Exercise goal
Only the lines holding the string "this" are needed. Copy each one.

Records from a collection of figures
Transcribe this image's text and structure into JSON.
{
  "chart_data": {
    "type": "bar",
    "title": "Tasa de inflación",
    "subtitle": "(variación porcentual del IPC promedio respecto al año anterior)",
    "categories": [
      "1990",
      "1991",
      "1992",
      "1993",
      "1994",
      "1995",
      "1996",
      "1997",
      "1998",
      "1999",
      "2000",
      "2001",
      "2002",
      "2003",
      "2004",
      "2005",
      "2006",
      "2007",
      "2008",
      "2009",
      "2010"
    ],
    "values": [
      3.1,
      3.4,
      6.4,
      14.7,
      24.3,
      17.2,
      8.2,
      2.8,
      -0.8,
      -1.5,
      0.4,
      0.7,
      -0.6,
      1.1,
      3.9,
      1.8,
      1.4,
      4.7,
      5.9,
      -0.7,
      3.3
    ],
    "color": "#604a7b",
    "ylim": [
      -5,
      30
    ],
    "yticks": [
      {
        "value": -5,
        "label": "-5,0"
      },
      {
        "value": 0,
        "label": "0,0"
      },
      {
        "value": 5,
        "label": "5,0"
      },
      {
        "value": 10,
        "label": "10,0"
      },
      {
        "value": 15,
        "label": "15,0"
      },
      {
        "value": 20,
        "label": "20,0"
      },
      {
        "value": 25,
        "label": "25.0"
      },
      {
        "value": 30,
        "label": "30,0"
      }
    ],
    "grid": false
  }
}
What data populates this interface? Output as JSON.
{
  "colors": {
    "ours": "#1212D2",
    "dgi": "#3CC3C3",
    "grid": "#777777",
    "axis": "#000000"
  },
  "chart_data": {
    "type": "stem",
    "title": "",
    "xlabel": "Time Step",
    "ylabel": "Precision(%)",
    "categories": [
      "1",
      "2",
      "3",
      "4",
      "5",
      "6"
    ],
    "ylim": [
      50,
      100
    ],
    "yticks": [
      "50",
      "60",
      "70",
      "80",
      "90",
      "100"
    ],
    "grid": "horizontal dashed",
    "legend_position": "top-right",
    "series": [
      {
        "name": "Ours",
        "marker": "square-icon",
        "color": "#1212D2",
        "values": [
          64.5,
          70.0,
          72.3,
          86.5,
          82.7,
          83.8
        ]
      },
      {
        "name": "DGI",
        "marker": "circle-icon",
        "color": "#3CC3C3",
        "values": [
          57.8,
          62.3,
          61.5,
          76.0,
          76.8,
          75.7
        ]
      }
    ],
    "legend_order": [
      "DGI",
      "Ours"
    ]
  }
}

--

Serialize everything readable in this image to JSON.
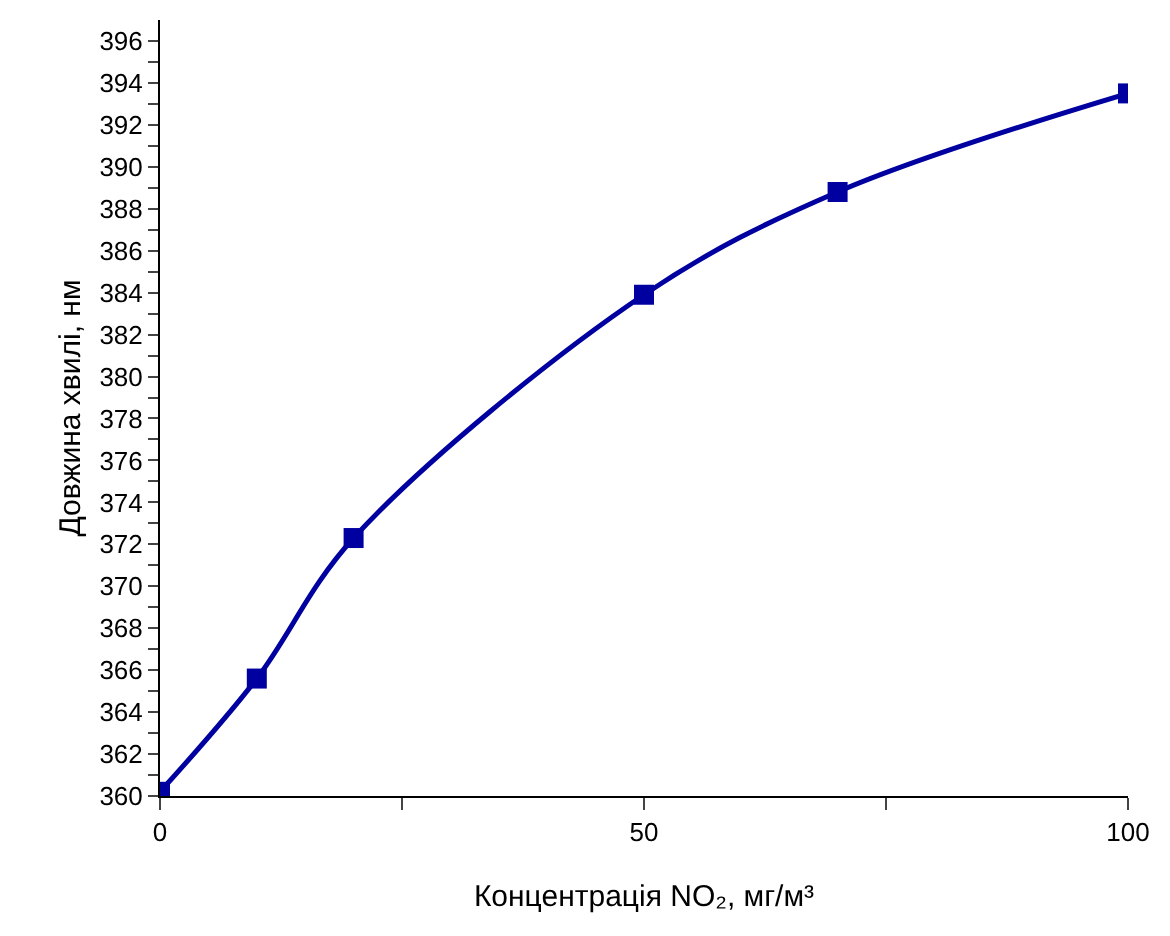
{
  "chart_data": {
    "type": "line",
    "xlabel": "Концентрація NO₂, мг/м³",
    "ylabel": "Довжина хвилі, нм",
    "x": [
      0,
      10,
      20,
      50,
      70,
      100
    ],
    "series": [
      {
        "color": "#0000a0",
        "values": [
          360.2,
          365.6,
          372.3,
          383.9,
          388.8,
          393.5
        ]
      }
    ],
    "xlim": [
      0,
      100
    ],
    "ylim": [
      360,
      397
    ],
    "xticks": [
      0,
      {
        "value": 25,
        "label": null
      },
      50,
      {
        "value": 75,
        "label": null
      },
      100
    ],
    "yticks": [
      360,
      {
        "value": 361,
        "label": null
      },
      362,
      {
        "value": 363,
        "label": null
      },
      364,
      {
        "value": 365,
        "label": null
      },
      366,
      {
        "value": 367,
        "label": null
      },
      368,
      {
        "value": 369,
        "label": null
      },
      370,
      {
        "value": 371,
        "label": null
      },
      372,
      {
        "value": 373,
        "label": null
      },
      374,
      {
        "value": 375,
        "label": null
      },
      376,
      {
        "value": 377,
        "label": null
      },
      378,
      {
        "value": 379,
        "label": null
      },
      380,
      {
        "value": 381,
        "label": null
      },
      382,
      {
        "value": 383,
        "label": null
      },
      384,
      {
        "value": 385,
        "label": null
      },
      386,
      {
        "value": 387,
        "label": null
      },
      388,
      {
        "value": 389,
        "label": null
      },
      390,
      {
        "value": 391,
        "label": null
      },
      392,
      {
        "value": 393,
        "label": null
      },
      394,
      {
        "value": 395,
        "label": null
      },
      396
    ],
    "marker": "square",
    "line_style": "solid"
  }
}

Result
Transcribe this image's text and structure into JSON.
What data populates this interface? Output as JSON.
Serialize everything readable in this image to JSON.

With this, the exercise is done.